==== MATERIAL PROVIDED

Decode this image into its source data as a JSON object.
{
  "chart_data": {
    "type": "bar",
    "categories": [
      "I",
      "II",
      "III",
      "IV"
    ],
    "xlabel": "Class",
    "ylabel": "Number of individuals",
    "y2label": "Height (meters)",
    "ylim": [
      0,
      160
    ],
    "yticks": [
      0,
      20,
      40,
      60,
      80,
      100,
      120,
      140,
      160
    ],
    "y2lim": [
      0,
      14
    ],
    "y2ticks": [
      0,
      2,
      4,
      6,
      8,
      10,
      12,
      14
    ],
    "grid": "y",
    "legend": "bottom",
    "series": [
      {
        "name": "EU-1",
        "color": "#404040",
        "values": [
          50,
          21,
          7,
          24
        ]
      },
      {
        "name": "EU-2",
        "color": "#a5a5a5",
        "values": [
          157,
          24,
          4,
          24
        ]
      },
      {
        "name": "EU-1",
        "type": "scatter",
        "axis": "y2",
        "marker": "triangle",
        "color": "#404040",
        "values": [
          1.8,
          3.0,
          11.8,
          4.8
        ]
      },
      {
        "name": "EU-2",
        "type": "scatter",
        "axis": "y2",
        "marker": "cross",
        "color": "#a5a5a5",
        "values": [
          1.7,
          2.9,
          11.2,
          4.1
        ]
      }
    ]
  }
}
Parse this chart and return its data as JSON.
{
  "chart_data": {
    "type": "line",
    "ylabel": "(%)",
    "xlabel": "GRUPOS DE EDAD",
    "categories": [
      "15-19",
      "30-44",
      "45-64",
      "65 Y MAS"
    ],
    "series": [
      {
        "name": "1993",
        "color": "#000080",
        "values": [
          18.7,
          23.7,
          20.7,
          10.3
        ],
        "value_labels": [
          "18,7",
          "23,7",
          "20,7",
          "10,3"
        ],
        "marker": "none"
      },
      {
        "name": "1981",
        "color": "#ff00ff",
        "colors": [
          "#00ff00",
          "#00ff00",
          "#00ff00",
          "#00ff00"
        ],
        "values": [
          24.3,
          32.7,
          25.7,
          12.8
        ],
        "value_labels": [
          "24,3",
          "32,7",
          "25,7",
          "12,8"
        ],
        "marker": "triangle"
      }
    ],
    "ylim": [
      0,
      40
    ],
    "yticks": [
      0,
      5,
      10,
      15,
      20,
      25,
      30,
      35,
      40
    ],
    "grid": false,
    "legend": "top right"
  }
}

========

__WHAT YOU HAVE TO DO__:
Extract all of the data shown above and repeat it verbatim.

__THE OUTPUT__:
Decode this image into its source data as a JSON object.
{
  "chart_data": {
    "type": "bar",
    "categories": [
      "I",
      "II",
      "III",
      "IV"
    ],
    "xlabel": "Class",
    "ylabel": "Number of individuals",
    "y2label": "Height (meters)",
    "ylim": [
      0,
      160
    ],
    "yticks": [
      0,
      20,
      40,
      60,
      80,
      100,
      120,
      140,
      160
    ],
    "y2lim": [
      0,
      14
    ],
    "y2ticks": [
      0,
      2,
      4,
      6,
      8,
      10,
      12,
      14
    ],
    "grid": "y",
    "legend": "bottom",
    "series": [
      {
        "name": "EU-1",
        "color": "#404040",
        "values": [
          50,
          21,
          7,
          24
        ]
      },
      {
        "name": "EU-2",
        "color": "#a5a5a5",
        "values": [
          157,
          24,
          4,
          24
        ]
      },
      {
        "name": "EU-1",
        "type": "scatter",
        "axis": "y2",
        "marker": "triangle",
        "color": "#404040",
        "values": [
          1.8,
          3.0,
          11.8,
          4.8
        ]
      },
      {
        "name": "EU-2",
        "type": "scatter",
        "axis": "y2",
        "marker": "cross",
        "color": "#a5a5a5",
        "values": [
          1.7,
          2.9,
          11.2,
          4.1
        ]
      }
    ]
  }
}
Parse this chart and return its data as JSON.
{
  "chart_data": {
    "type": "line",
    "ylabel": "(%)",
    "xlabel": "GRUPOS DE EDAD",
    "categories": [
      "15-19",
      "30-44",
      "45-64",
      "65 Y MAS"
    ],
    "series": [
      {
        "name": "1993",
        "color": "#000080",
        "values": [
          18.7,
          23.7,
          20.7,
          10.3
        ],
        "value_labels": [
          "18,7",
          "23,7",
          "20,7",
          "10,3"
        ],
        "marker": "none"
      },
      {
        "name": "1981",
        "color": "#ff00ff",
        "colors": [
          "#00ff00",
          "#00ff00",
          "#00ff00",
          "#00ff00"
        ],
        "values": [
          24.3,
          32.7,
          25.7,
          12.8
        ],
        "value_labels": [
          "24,3",
          "32,7",
          "25,7",
          "12,8"
        ],
        "marker": "triangle"
      }
    ],
    "ylim": [
      0,
      40
    ],
    "yticks": [
      0,
      5,
      10,
      15,
      20,
      25,
      30,
      35,
      40
    ],
    "grid": false,
    "legend": "top right"
  }
}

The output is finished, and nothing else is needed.